Enfin la Grèce

Enfin la Grèce

16 décembre 2018 2 Par Lud et Fab

Cette fois c’est vrai!

Petit retour en arrière: Quand nous étions à Budapest chez nos amis belges, en planifiant la suite, nous avons réalisé qu’il n’y avait pas de ferry entre la Grèce et la Turquie pendant l’hiver. Les premiers bateaux reprennent le service en mai. Nous avons donc décidé d’aller directement en Turquie et de passer l’hiver là-bas plutôt qu’en Grèce.

L’itinéraire choisi fait un court crochet en Grèce avant d’arriver en Turquie. Pour ces quelques 40 km grecs effectués en moins d’une journée, nous ne pensons pas vraiment écrire d’article. Finalement, la vie en décide autrement.

Tout commence pour le mieux: nous avons une petite journée de vélo à effectuer au plat, sans stress, avec l’assurance et le réconfort d’un hôte couchsurfeur qui nous attend à Edirne, première ville turque après la frontière.

Évitant la grande voie pleine de camions, nous suivons une route qui devient de plus en plus petite et de moins en moins goudronnée à mesure de notre avancée.

(Éléments issus d'une source de données)

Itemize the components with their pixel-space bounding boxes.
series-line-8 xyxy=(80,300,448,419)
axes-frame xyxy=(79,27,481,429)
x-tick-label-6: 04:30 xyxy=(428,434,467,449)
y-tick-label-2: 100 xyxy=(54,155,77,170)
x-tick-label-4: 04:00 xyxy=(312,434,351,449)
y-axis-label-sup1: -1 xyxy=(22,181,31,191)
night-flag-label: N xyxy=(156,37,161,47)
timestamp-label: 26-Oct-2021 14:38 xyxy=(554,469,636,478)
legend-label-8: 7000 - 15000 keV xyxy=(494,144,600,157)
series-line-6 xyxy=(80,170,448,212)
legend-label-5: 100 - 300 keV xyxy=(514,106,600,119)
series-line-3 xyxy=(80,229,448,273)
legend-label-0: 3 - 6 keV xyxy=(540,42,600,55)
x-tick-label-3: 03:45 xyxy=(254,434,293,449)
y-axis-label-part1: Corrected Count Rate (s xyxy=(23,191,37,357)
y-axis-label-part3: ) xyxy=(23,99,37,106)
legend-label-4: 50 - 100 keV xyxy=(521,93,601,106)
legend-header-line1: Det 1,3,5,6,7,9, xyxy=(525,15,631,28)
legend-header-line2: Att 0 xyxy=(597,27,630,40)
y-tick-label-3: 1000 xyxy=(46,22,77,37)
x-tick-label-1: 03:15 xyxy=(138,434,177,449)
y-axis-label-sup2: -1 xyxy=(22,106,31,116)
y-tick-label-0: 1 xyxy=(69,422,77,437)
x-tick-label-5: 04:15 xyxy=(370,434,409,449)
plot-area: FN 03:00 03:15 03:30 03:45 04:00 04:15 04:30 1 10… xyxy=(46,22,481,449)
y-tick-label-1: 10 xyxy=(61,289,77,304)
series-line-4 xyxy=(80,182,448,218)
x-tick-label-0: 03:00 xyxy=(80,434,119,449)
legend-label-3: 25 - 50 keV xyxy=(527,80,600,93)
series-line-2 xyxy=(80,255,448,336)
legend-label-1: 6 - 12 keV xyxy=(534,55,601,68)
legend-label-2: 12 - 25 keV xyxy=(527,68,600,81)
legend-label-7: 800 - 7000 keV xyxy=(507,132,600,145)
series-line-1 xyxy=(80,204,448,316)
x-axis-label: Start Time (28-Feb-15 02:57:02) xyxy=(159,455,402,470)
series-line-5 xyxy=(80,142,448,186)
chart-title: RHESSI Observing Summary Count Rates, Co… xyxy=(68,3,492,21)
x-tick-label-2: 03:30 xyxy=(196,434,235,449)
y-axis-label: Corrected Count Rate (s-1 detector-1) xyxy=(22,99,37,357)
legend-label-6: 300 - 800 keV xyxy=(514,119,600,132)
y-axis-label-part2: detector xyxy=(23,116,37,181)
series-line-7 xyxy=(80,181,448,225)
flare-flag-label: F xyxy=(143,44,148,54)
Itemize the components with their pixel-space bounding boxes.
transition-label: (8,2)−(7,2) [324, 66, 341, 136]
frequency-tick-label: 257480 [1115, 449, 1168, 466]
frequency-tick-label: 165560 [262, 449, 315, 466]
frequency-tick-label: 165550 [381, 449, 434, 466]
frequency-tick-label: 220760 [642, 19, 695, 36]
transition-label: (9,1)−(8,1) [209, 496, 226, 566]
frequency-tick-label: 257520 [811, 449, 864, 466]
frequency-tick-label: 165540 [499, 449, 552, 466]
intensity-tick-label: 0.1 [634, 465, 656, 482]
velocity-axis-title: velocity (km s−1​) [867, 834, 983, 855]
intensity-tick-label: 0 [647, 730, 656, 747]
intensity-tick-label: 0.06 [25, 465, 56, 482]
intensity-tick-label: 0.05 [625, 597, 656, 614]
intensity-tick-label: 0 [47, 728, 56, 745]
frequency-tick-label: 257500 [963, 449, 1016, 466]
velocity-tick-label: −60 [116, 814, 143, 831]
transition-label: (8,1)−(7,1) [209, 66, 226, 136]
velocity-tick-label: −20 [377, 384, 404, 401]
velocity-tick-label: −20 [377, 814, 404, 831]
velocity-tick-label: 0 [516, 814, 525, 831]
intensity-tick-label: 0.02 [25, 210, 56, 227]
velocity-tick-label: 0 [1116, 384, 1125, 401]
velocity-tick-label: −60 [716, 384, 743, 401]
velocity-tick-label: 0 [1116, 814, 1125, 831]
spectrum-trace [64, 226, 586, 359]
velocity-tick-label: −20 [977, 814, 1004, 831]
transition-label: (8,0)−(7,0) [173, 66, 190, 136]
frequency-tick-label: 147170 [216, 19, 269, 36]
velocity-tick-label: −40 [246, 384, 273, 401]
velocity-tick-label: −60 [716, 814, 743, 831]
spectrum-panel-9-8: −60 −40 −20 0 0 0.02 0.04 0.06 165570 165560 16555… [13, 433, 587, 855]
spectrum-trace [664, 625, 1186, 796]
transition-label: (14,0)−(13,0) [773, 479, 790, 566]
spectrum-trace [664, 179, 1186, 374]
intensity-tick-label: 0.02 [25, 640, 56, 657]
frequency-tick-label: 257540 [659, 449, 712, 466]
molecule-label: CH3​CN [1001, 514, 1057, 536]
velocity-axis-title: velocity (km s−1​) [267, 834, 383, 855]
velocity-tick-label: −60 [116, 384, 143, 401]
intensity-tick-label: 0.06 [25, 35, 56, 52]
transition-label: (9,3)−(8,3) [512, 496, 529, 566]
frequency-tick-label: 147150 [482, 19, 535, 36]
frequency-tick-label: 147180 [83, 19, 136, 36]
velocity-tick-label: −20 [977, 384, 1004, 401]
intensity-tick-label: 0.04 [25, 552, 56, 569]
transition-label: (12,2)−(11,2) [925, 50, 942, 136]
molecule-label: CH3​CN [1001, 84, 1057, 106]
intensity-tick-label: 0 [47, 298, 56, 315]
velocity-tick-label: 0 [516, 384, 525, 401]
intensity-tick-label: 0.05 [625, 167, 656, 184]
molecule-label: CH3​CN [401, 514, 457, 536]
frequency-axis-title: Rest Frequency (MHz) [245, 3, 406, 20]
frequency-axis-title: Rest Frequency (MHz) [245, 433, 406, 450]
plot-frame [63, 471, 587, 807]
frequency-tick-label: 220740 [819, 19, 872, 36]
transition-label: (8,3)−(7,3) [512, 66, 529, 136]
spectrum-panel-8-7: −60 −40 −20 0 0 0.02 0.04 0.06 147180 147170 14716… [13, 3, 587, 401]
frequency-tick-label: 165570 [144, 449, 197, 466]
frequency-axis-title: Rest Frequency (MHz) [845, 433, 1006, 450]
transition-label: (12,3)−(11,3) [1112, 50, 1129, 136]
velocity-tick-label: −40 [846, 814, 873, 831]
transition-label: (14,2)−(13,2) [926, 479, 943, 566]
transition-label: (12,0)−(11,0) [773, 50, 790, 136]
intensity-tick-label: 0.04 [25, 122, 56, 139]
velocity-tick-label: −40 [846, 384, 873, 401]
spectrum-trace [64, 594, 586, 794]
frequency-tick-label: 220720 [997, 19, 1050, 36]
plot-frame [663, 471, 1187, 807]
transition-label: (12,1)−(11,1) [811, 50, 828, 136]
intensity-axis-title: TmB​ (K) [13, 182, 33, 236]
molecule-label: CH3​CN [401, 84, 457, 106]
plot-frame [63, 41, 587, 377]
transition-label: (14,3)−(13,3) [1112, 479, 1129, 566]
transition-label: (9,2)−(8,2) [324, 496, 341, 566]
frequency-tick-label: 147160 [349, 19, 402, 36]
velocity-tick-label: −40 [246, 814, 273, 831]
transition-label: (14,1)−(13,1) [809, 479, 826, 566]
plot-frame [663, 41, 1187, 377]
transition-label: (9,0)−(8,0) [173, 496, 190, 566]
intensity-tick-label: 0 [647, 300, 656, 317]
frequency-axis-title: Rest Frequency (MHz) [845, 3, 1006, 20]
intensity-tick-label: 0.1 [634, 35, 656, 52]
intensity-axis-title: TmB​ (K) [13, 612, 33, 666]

Consigne:
Transcrivez sans rien changer le passage du récit de voyage qui va de « Évitant la grande » à « de notre avancée. », ces deux extraits compris.

Réponse:
Évitant la grande voie pleine de camions, nous suivons une route qui devient de plus en plus petite et de moins en moins goudronnée à mesure de notre avancée.